• Texte retenu:
________________

La dernière décision d’annulation de l’octroi de l’amnistie, du 18 novembre 2013, a été transmise à l’autorité compétente à rechercher V.B. plus de deux mois après son adoption. Pour le parquet, ce délai était contraire aux dispositions internes. Même si, par la suite, il a été établi que V.B. avait quitté le pays avant le 18 novembre 2013, ce retard a nécessairement repoussé la date à laquelle les autorités ont lancé leur avis de recherche au sein de la Communauté des États indépendants. En outre, l’avis de recherche international n’a été lancé qu’en 2015 et rien dans le dossier n’explique ce délai. Ces retards se concilient mal avec l’exigence de célérité et de diligence raisonnables.

________________

• Lignes fournies:
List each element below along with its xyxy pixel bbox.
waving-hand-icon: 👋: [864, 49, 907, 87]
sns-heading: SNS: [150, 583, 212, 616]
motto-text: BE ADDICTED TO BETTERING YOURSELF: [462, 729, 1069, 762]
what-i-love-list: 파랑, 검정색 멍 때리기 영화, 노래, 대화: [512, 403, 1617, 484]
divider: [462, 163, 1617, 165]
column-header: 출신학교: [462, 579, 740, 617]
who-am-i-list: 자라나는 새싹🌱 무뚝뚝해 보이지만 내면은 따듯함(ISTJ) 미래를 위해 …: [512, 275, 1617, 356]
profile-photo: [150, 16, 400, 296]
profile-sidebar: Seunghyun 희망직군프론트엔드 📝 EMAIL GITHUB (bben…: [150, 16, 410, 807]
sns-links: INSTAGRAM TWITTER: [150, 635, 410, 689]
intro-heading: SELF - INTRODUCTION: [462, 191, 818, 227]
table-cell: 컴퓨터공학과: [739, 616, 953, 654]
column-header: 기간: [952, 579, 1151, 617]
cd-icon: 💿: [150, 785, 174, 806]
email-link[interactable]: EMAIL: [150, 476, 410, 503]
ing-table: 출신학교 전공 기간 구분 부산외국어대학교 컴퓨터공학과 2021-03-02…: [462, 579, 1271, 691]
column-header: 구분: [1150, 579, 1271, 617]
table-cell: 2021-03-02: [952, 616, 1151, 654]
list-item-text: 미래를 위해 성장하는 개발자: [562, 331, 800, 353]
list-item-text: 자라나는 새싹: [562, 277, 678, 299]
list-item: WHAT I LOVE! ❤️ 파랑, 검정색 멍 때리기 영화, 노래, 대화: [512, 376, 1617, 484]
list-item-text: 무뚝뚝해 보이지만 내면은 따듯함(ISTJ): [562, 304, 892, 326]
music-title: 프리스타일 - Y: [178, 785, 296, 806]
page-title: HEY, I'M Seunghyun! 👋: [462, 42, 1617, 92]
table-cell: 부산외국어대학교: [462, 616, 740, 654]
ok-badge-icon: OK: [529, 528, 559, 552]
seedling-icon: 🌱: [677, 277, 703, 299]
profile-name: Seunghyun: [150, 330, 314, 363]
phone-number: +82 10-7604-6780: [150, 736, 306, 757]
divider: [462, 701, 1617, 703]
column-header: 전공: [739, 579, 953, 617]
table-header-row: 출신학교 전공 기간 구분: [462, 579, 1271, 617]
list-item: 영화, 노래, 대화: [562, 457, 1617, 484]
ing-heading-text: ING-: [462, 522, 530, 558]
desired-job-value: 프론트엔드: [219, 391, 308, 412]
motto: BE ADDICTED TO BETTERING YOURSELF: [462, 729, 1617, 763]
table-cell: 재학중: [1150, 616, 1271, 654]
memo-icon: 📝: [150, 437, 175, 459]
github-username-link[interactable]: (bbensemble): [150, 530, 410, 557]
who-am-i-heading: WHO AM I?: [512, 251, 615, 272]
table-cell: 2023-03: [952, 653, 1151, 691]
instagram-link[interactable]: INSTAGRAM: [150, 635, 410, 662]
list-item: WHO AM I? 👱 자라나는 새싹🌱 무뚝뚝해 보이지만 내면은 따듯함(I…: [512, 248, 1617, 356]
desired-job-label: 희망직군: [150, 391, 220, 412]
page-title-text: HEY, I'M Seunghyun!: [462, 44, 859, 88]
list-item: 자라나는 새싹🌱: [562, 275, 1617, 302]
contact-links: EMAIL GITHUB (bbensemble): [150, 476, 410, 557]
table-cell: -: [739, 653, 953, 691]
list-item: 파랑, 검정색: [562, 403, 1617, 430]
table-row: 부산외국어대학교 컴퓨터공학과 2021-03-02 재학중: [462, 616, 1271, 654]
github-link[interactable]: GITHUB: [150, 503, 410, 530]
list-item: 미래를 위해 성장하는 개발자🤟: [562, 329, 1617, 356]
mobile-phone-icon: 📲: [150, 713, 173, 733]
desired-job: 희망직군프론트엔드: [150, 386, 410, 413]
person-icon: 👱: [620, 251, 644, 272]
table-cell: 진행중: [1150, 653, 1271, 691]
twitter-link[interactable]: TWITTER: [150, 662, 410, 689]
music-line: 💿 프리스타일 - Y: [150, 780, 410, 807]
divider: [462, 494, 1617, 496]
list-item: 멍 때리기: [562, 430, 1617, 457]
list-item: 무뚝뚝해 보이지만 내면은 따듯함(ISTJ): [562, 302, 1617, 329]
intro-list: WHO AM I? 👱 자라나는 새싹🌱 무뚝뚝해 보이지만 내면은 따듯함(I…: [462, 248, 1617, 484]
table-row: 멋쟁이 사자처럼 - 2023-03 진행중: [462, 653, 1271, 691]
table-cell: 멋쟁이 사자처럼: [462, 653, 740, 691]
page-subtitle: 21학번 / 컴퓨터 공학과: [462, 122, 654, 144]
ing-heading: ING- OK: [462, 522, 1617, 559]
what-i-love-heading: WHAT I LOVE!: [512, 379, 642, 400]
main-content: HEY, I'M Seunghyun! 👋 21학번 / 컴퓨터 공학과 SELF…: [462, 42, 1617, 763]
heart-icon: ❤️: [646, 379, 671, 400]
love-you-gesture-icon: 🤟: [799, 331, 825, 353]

________________

• Consignes:
1. Selon le texte retenu, pourquoi le retard de transmission de la décision du 18 novembre 2013 a-t-il eu un effet, alors même que V.B. avait quitté le pays avant cette date ? Répondez en une à trois phrases.
2. Veuillez extraire sans modification les lignes fournies, s'il vous plaît, à partir du début de ces lignes jusqu'à la ligne contenant "list-item-text: 무뚝뚝해 보이지만", celle-ci incluse.
Le texte retenu et les lignes fournies sont deux sources indépendantes.

• Réponses attendues:
1. Ce retard a nécessairement repoussé la date à laquelle les autorités ont lancé leur avis de recherche au sein de la Communauté des États indépendants.

2.
List each element below along with its xyxy pixel bbox.
waving-hand-icon: 👋: [864, 49, 907, 87]
sns-heading: SNS: [150, 583, 212, 616]
motto-text: BE ADDICTED TO BETTERING YOURSELF: [462, 729, 1069, 762]
what-i-love-list: 파랑, 검정색 멍 때리기 영화, 노래, 대화: [512, 403, 1617, 484]
divider: [462, 163, 1617, 165]
column-header: 출신학교: [462, 579, 740, 617]
who-am-i-list: 자라나는 새싹🌱 무뚝뚝해 보이지만 내면은 따듯함(ISTJ) 미래를 위해 …: [512, 275, 1617, 356]
profile-photo: [150, 16, 400, 296]
profile-sidebar: Seunghyun 희망직군프론트엔드 📝 EMAIL GITHUB (bben…: [150, 16, 410, 807]
sns-links: INSTAGRAM TWITTER: [150, 635, 410, 689]
intro-heading: SELF - INTRODUCTION: [462, 191, 818, 227]
table-cell: 컴퓨터공학과: [739, 616, 953, 654]
column-header: 기간: [952, 579, 1151, 617]
cd-icon: 💿: [150, 785, 174, 806]
email-link[interactable]: EMAIL: [150, 476, 410, 503]
ing-table: 출신학교 전공 기간 구분 부산외국어대학교 컴퓨터공학과 2021-03-02…: [462, 579, 1271, 691]
column-header: 구분: [1150, 579, 1271, 617]
table-cell: 2021-03-02: [952, 616, 1151, 654]
list-item-text: 미래를 위해 성장하는 개발자: [562, 331, 800, 353]
list-item-text: 자라나는 새싹: [562, 277, 678, 299]
list-item: WHAT I LOVE! ❤️ 파랑, 검정색 멍 때리기 영화, 노래, 대화: [512, 376, 1617, 484]
list-item-text: 무뚝뚝해 보이지만 내면은 따듯함(ISTJ): [562, 304, 892, 326]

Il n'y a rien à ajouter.